- [DO THIS] Repeat every entry word for word, but leave the images out of your copy.

[start of RAW RECORDS]

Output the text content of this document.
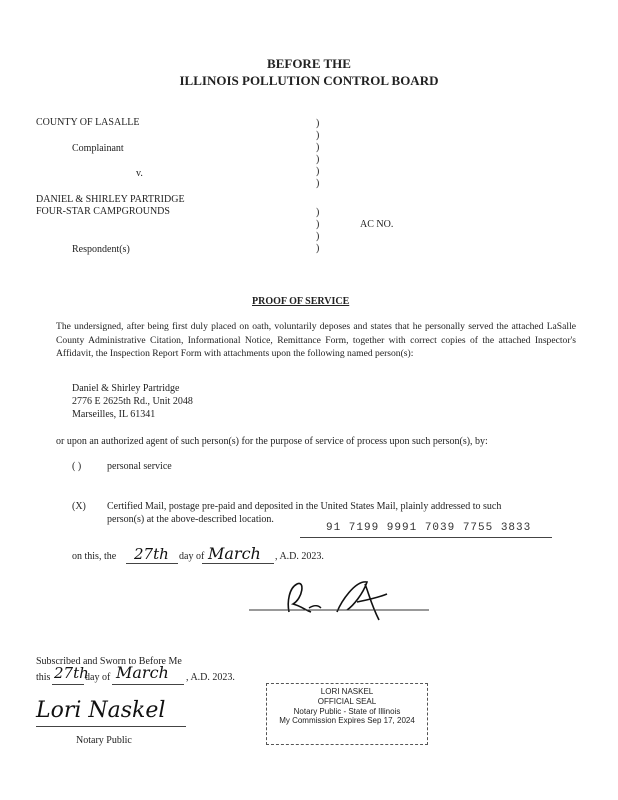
BEFORE THE
ILLINOIS POLLUTION CONTROL BOARD
COUNTY OF LASALLE
Complainant
v.
DANIEL & SHIRLEY PARTRIDGE
FOUR-STAR CAMPGROUNDS
Respondent(s)
AC NO.
)
)
)
)
)
)
)
)
)
)
PROOF OF SERVICE
The undersigned, after being first duly placed on oath, voluntarily deposes and states that he personally served the attached LaSalle County Administrative Citation, Informational Notice, Remittance Form, together with correct copies of the attached Inspector's Affidavit, the Inspection Report Form with attachments upon the following named person(s):
Daniel & Shirley Partridge
2776 E 2625th Rd., Unit 2048
Marseilles, IL 61341
or upon an authorized agent of such person(s) for the purpose of service of process upon such person(s), by:
( )	personal service
(X) Certified Mail, postage pre-paid and deposited in the United States Mail, plainly addressed to such
person(s) at the above-described location.
91 7199 9991 7039 7755 3833
on this, the 27th day of March , A.D. 2023.
Subscribed and Sworn to Before Me
this 27th
day of March , A.D. 2023.
Lori Naskel
Notary Public
LORI NASKEL
OFFICIAL SEAL
Notary Public - State of Illinois
My Commission Expires Sep 17, 2024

[end of RAW RECORDS]

- [FINISHED EXERCISE]
Output the text content of this document.
BEFORE THE
ILLINOIS POLLUTION CONTROL BOARD
COUNTY OF LASALLE
Complainant
v.
DANIEL & SHIRLEY PARTRIDGE
FOUR-STAR CAMPGROUNDS
Respondent(s)
AC NO.
)
)
)
)
)
)
)
)
)
)
PROOF OF SERVICE
The undersigned, after being first duly placed on oath, voluntarily deposes and states that he personally served the attached LaSalle County Administrative Citation, Informational Notice, Remittance Form, together with correct copies of the attached Inspector's Affidavit, the Inspection Report Form with attachments upon the following named person(s):
Daniel & Shirley Partridge
2776 E 2625th Rd., Unit 2048
Marseilles, IL 61341
or upon an authorized agent of such person(s) for the purpose of service of process upon such person(s), by:
( )	personal service
(X) Certified Mail, postage pre-paid and deposited in the United States Mail, plainly addressed to such
person(s) at the above-described location.
91 7199 9991 7039 7755 3833
on this, the 27th day of March , A.D. 2023.
Subscribed and Sworn to Before Me
this 27th
day of March , A.D. 2023.
Lori Naskel
Notary Public
LORI NASKEL
OFFICIAL SEAL
Notary Public - State of Illinois
My Commission Expires Sep 17, 2024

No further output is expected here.